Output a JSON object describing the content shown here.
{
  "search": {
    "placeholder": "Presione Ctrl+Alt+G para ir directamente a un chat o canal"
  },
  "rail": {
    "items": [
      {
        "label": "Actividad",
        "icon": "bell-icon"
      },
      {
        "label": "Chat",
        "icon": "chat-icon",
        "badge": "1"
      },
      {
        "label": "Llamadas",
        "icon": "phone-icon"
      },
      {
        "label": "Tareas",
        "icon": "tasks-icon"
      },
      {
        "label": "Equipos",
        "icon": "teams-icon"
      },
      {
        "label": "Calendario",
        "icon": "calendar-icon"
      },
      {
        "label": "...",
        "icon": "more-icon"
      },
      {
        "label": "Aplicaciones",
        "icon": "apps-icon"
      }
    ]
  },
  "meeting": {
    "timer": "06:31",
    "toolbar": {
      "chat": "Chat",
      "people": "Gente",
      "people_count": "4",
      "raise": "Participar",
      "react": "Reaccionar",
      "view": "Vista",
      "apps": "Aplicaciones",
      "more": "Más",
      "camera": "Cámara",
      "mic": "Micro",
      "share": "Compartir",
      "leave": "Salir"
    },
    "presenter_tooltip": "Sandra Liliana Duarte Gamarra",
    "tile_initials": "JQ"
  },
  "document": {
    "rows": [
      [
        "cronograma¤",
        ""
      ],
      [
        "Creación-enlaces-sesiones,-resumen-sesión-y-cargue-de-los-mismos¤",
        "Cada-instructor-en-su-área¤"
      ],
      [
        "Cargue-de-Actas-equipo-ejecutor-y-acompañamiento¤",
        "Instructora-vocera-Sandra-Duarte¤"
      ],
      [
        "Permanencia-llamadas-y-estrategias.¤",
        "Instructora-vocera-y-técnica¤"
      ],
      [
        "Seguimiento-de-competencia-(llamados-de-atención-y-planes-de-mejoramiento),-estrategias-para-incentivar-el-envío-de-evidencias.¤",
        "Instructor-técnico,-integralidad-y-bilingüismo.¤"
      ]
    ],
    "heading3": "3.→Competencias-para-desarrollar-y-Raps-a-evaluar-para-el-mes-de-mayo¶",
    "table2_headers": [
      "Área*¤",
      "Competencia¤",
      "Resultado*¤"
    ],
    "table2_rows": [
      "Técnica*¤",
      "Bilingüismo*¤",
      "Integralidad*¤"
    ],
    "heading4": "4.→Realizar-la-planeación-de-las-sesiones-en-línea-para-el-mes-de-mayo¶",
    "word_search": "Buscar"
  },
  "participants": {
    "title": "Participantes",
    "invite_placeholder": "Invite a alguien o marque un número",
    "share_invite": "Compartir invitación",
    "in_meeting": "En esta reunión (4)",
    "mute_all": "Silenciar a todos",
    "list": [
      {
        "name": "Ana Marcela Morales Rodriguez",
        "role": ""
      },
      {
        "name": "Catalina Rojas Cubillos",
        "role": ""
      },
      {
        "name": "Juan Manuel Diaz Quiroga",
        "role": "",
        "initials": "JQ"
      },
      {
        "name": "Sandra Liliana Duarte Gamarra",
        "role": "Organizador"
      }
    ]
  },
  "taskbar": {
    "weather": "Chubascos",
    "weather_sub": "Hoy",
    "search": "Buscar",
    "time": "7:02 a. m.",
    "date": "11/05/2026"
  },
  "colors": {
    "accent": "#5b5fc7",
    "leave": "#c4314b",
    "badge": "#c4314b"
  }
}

* * * *

Search the records for the word "Liliana". Copy every line that has it.

*SOLUTION BELOW*.
    "presenter_tooltip": "Sandra Liliana Duarte Gamarra",
        "name": "Sandra Liliana Duarte Gamarra",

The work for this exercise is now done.